■ Problem requirements ■
Find the lines below that contain the string "kinh". Copy each one.

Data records
▬▬▬▬▬▬

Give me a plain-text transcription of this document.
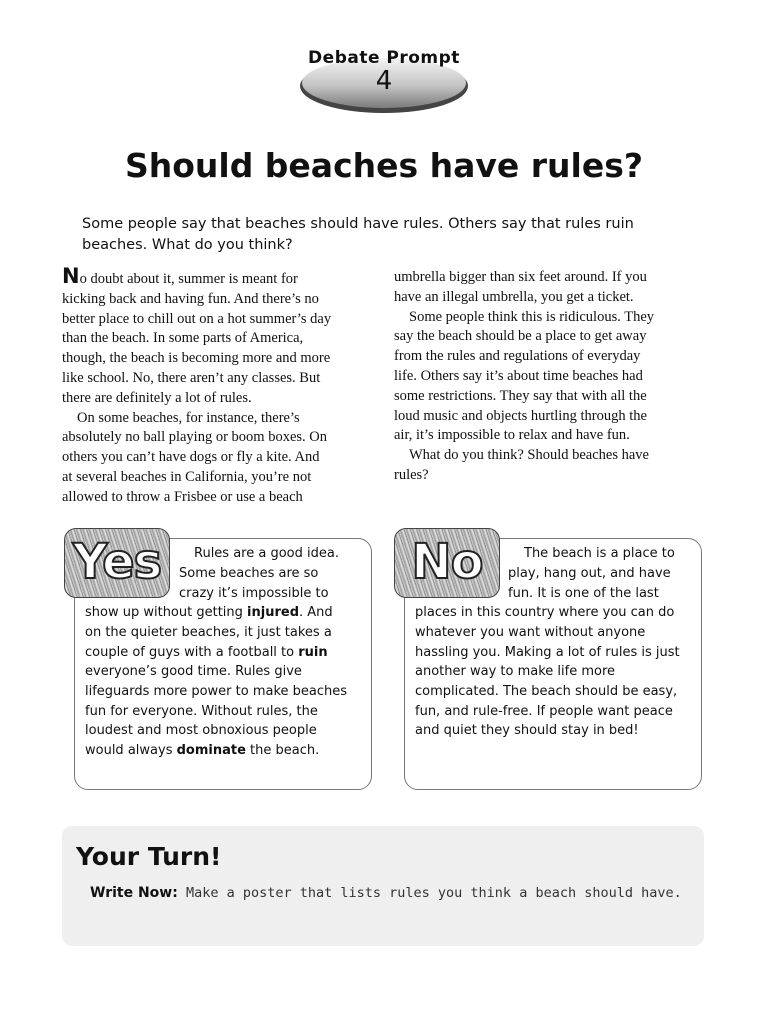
Debate Prompt
4
Should beaches have rules?
Some people say that beaches should have rules. Others say that rules ruin
beaches. What do you think?

No doubt about it, summer is meant for

kicking back and having fun. And there’s no

better place to chill out on a hot summer’s day

than the beach. In some parts of America,

though, the beach is becoming more and more

like school. No, there aren’t any classes. But

there are definitely a lot of rules.

On some beaches, for instance, there’s

absolutely no ball playing or boom boxes. On

others you can’t have dogs or fly a kite. And

at several beaches in California, you’re not

allowed to throw a Frisbee or use a beach

umbrella bigger than six feet around. If you

have an illegal umbrella, you get a ticket.

Some people think this is ridiculous. They

say the beach should be a place to get away

from the rules and regulations of everyday

life. Others say it’s about time beaches had

some restrictions. They say that with all the

loud music and objects hurtling through the

air, it’s impossible to relax and have fun.

What do you think? Should beaches have

rules?

Yes	Rules are a good idea.
Some beaches are so
crazy it’s impossible to
show up without getting injured. And
on the quieter beaches, it just takes a
couple of guys with a football to ruin
everyone’s good time. Rules give
lifeguards more power to make beaches
fun for everyone. Without rules, the
loudest and most obnoxious people
would always dominate the beach.
No	The beach is a place to
play, hang out, and have
fun. It is one of the last
places in this country where you can do
whatever you want without anyone
hassling you. Making a lot of rules is just
another way to make life more
complicated. The beach should be easy,
fun, and rule-free. If people want peace
and quiet they should stay in bed!
Your Turn!

Write Now: Make a poster that lists rules you think a beach should have.
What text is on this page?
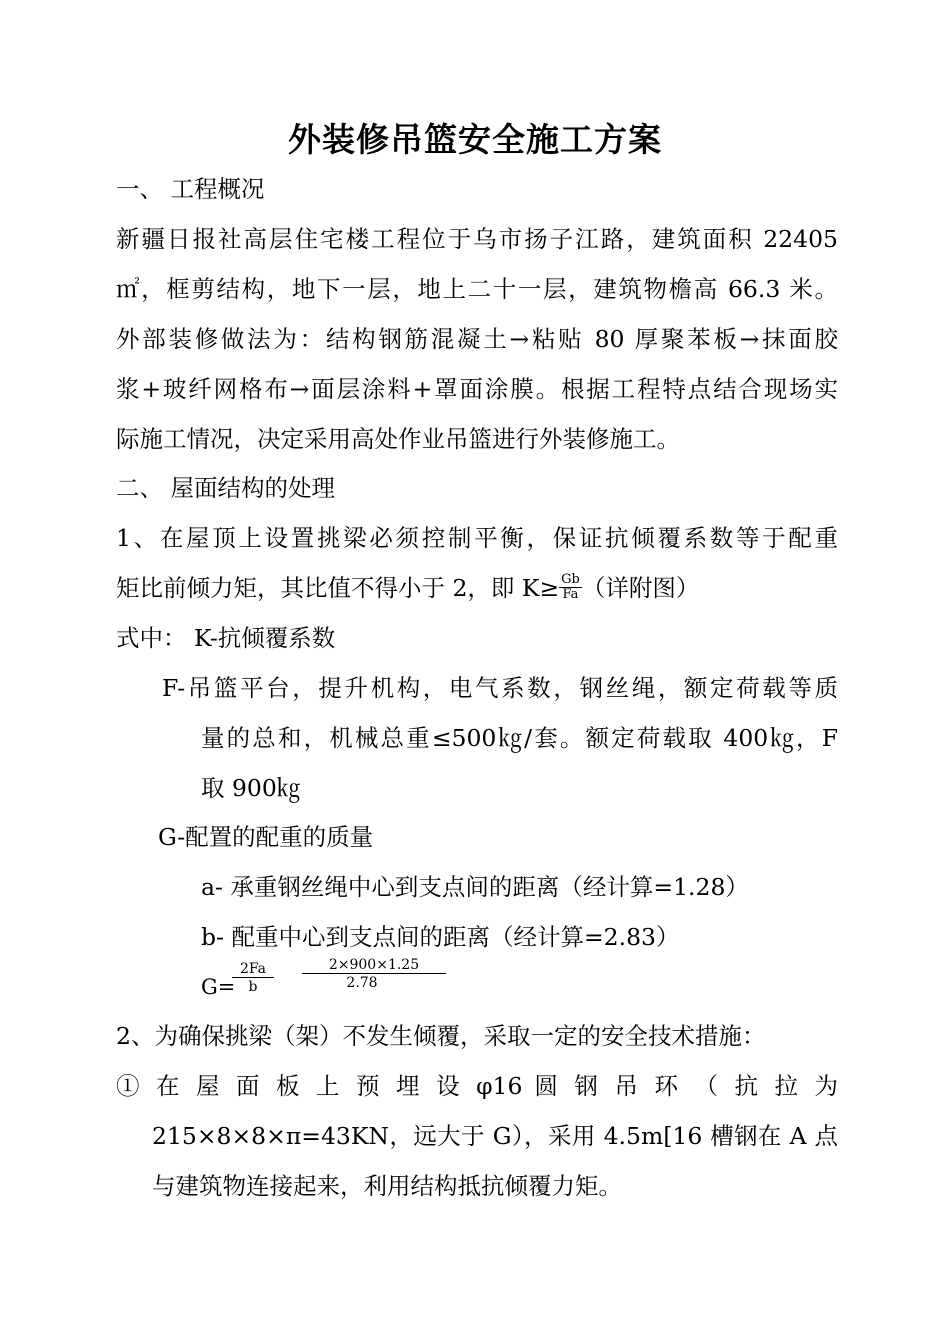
外装修吊篮安全施工方案
一、 工程概况
新疆日报社高层住宅楼工程位于乌市扬子江路，建筑面积 22405
㎡，框剪结构，地下一层，地上二十一层，建筑物檐高 66.3 米。
外部装修做法为：结构钢筋混凝土→粘贴 80 厚聚苯板→抹面胶
浆+玻纤网格布→面层涂料+罩面涂膜。根据工程特点结合现场实
际施工情况，决定采用高处作业吊篮进行外装修施工。
二、 屋面结构的处理
1、在屋顶上设置挑梁必须控制平衡，保证抗倾覆系数等于配重
矩比前倾力矩，其比值不得小于 2，即 $K\ge \frac{Gb}{Fa}$ （详附图）
式中： K-抗倾覆系数
F-吊篮平台，提升机构，电气系数，钢丝绳，额定荷载等质
量的总和，机械总重≤500㎏/套。额定荷载取 400㎏，F
取 900㎏
G-配置的配重的质量
a- 承重钢丝绳中心到支点间的距离（经计算=1.28）
b- 配重中心到支点间的距离（经计算=2.83）
G=
2Fa
b
2×900×1.25
2.78
2、为确保挑梁（架）不发生倾覆，采取一定的安全技术措施：
① 在 屋 面 板 上 预 埋 设 φ16 圆 钢 吊 环 （ 抗 拉 为
215×8×8×π=43KN，远大于 G），采用 4.5m[16 槽钢在 A 点
与建筑物连接起来，利用结构抵抗倾覆力矩。
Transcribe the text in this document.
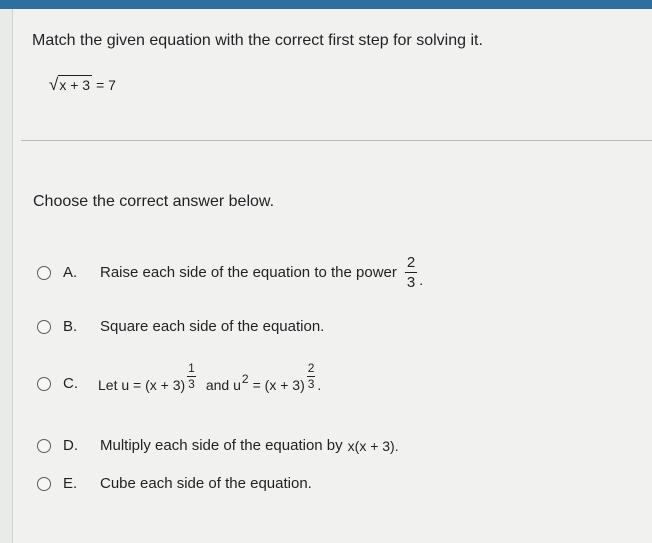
Match the given equation with the correct first step for solving it.
√ x + 3 = 7
Choose the correct answer below.
A.	Raise each side of the equation to the power $\frac{2}{3}$ .
B.	Square each side of the equation.
C.	Let $u = (x + 3) \frac{1}{3}$ and u $2 = (x + 3) \frac{2}{3}$ .
D.	Multiply each side of the equation by x(x + 3).
E.	Cube each side of the equation.
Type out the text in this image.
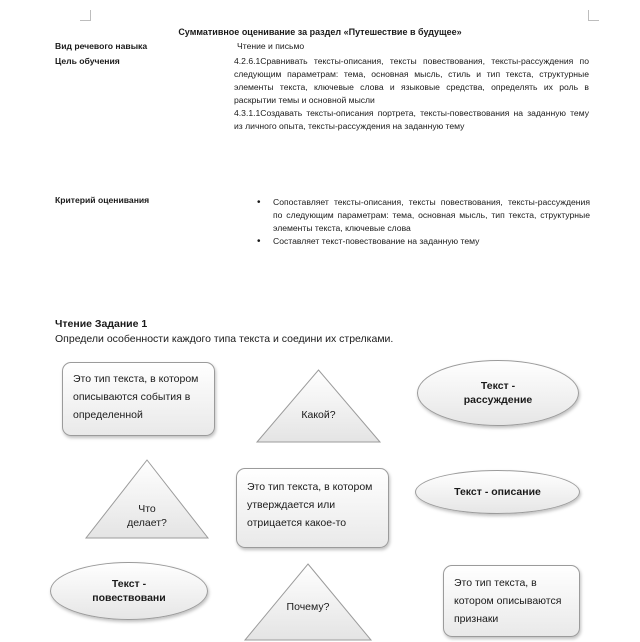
Суммативное оценивание за раздел «Путешествие в будущее»
Вид речевого навыка	Чтение и письмо
Цель обучения	4.2.6.1Сравнивать тексты-описания, тексты повествования, тексты-рассуждения по следующим параметрам: тема, основная мысль, стиль и тип текста, структурные элементы текста, ключевые слова и языковые средства, определять их роль в раскрытии темы и основной мысли

4.3.1.1Создавать тексты-описания портрета, тексты-повествования на заданную тему из личного опыта, тексты-рассуждения на заданную тему

Критерий оценивания
•	Сопоставляет тексты-описания, тексты повествования, тексты-рассуждения по следующим параметрам: тема, основная мысль, тип текста, структурные элементы текста, ключевые слова
• Составляет текст-повествование на заданную тему
Чтение Задание 1
Определи особенности каждого типа текста и соедини их стрелками.
Это тип текста, в котором описываются события в определенной	Какой?
Текст - рассуждение
Что делает?
Это тип текста, в котором утверждается или отрицается какое-то
Текст - описание
Текст - повествовани
Почему?
Это тип текста, в котором описываются признаки
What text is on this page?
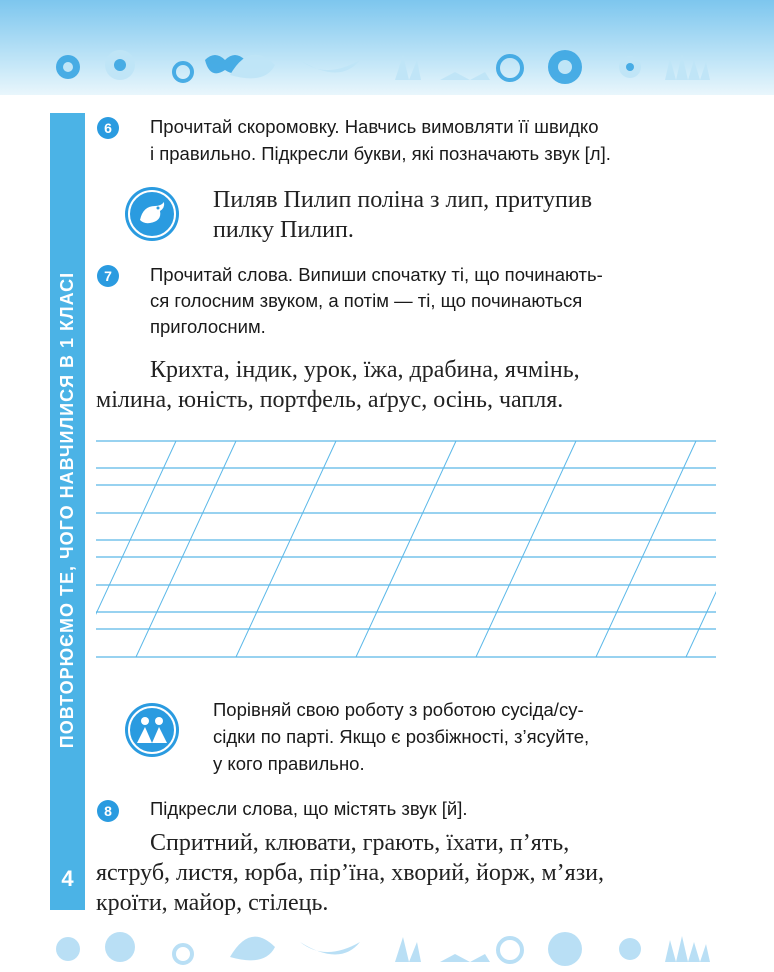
ПОВТОРЮЄМО ТЕ, ЧОГО НАВЧИЛИСЯ В 1 КЛАСІ
4
6	Прочитай скоромовку. Навчись вимовляти її швидко
і правильно. Підкресли букви, які позначають звук [л].
Пиляв Пилип поліна з лип, притупив
пилку Пилип.
7	Прочитай слова. Випиши спочатку ті, що починають-
ся голосним звуком, а потім — ті, що починаються
приголосним.
Крихта, індик, урок, їжа, драбина, ячмінь,
мілина, юність, портфель, аґрус, осінь, чапля.
Порівняй свою роботу з роботою сусіда/су-
сідки по парті. Якщо є розбіжності, з’ясуйте,
у кого правильно.
8	Підкресли слова, що містять звук [й].
Спритний, клювати, грають, їхати, п’ять,
яструб, листя, юрба, пір’їна, хворий, йорж, м’язи,
кроїти, майор, стілець.
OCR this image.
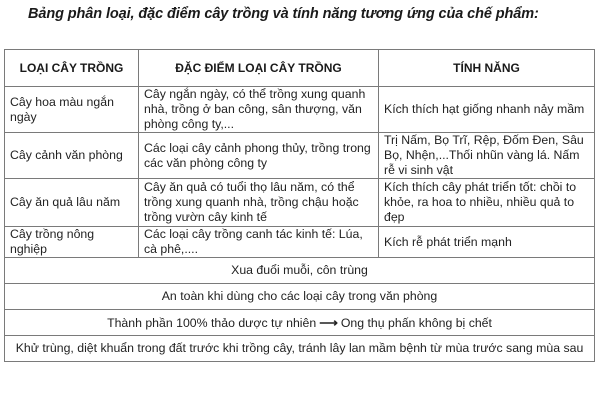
Bảng phân loại, đặc điểm cây trồng và tính năng tương ứng của chế phẩm:
LOẠI CÂY TRỒNG	ĐẶC ĐIỂM LOẠI CÂY TRỒNG	TÍNH NĂNG
Cây hoa màu ngắn ngày	Cây ngắn ngày, có thể trồng xung quanh nhà, trồng ở ban công, sân thượng, văn phòng công ty,...	Kích thích hạt giống nhanh nảy mầm
Cây cảnh văn phòng	Các loại cây cảnh phong thủy, trồng trong các văn phòng công ty	Trị Nấm, Bọ Trĩ, Rệp, Đốm Đen, Sâu Bọ, Nhện,...Thối nhũn vàng lá. Nấm rễ vi sinh vật
Cây ăn quả lâu năm	Cây ăn quả có tuổi thọ lâu năm, có thể trồng xung quanh nhà, trồng chậu hoặc trồng vườn cây kinh tế	Kích thích cây phát triển tốt: chồi to khỏe, ra hoa to nhiều, nhiều quả to đẹp
Cây trồng nông nghiệp	Các loại cây trồng canh tác kinh tế: Lúa, cà phê,....	Kích rễ phát triển mạnh
Xua đuổi muỗi, côn trùng		
An toàn khi dùng cho các loại cây trong văn phòng		
Thành phần 100% thảo dược tự nhiên ⟶ Ong thụ phấn không bị chết		
Khử trùng, diệt khuẩn trong đất trước khi trồng cây, tránh lây lan mầm bệnh từ mùa trước sang mùa sau		
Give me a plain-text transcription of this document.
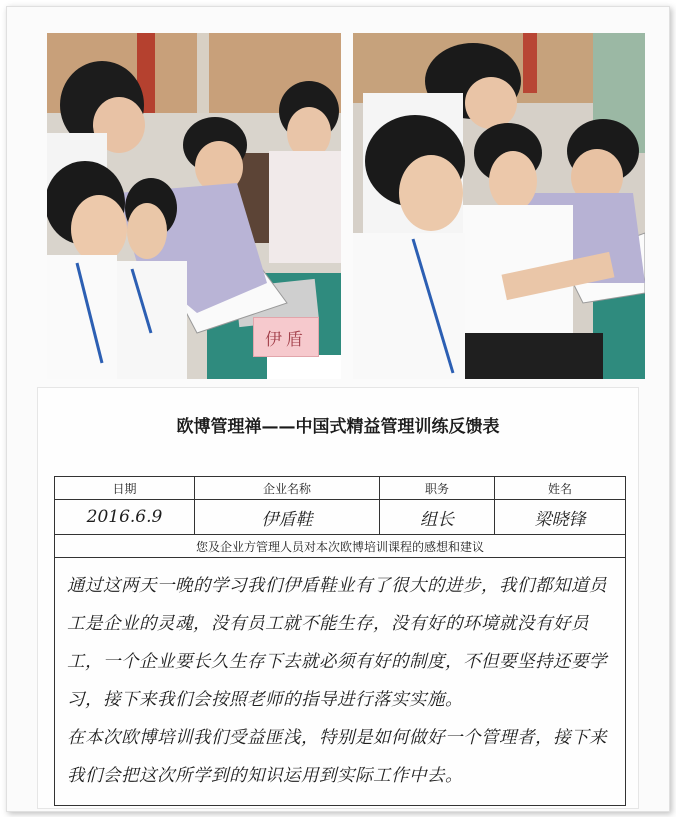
伊盾
欧博管理禅——中国式精益管理训练反馈表
日期	企业名称	职务	姓名
2016.6.9	伊盾鞋	组长	梁晓锋
您及企业方管理人员对本次欧博培训课程的感想和建议

通过这两天一晚的学习我们伊盾鞋业有了很大的进步，我们都知道员工是企业的灵魂，没有员工就不能生存，没有好的环境就没有好员工，一个企业要长久生存下去就必须有好的制度，不但要坚持还要学习，接下来我们会按照老师的指导进行落实实施。

在本次欧博培训我们受益匪浅，特别是如何做好一个管理者，接下来我们会把这次所学到的知识运用到实际工作中去。
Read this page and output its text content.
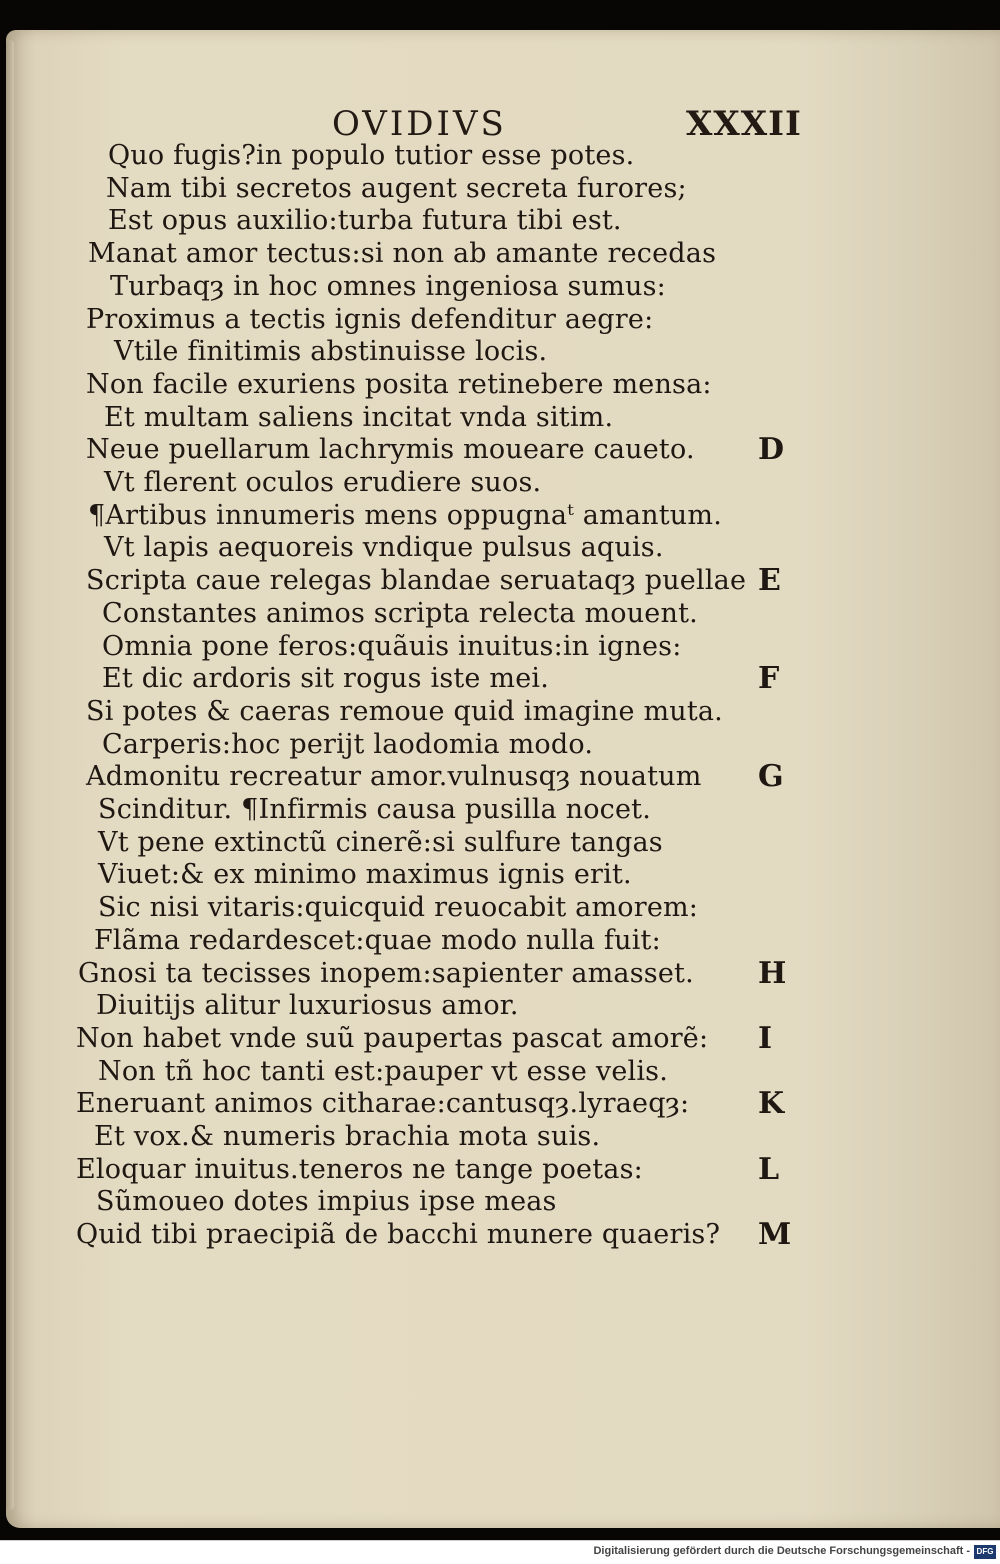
OVIDIVS	XXXII
Quo fugis?in populo tutior esse potes.
Nam tibi secretos augent secreta furores;
Est opus auxilio:turba futura tibi est.
Manat amor tectus:si non ab amante recedas
Turbaqȝ in hoc omnes ingeniosa sumus:
Proximus a tectis ignis defenditur aegre:
Vtile finitimis abstinuisse locis.
Non facile exuriens posita retinebere mensa:
Et multam saliens incitat vnda sitim.
Neue puellarum lachrymis moueare caueto.
Vt flerent oculos erudiere suos.
¶Artibus innumeris mens oppugnaᵗ amantum.
Vt lapis aequoreis vndique pulsus aquis.
Scripta caue relegas blandae seruataqȝ puellae
Constantes animos scripta relecta mouent.
Omnia pone feros:quãuis inuitus:in ignes:
Et dic ardoris sit rogus iste mei.
Si potes & caeras remoue quid imagine muta.
Carperis:hoc periјt laodomia modo.
Admonitu recreatur amor.vulnusqȝ nouatum
Scinditur. ¶Infirmis causa pusilla nocet.
Vt pene extinctũ cinerẽ:si sulfure tangas
Viuet:& ex minimo maximus ignis erit.
Sic nisi vitaris:quicquid reuocabit amorem:
Flãma redardescet:quae modo nulla fuit:
Gnosi ta tecisses inopem:sapienter amasset.
Diuitijs alitur luxuriosus amor.
Non habet vnde suũ paupertas pascat amorẽ:
Non tñ hoc tanti est:pauper vt esse velis.
Eneruant animos citharae:cantusqȝ.lyraeqȝ:
Et vox.& numeris brachia mota suis.
Eloquar inuitus.teneros ne tange poetas:
Sũmoueo dotes impius ipse meas
Quid tibi praecipiã de bacchi munere quaeris?
D
E
F
G
H
I
K
L
M
Digitalisierung gefördert durch die Deutsche Forschungsgemeinschaft - DFG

▬▬▬▬▬▬

■ The output ■
Cây ăn quả lâu năm	Cây ăn quả có tuổi thọ lâu năm, có thể trồng xung quanh nhà, trồng chậu hoặc trồng vườn cây kinh tế	Kích thích cây phát triển tốt: chồi to khỏe, ra hoa to nhiều, nhiều quả to đẹp
Cây trồng nông nghiệp	Các loại cây trồng canh tác kinh tế: Lúa, cà phê,....	Kích rễ phát triển mạnh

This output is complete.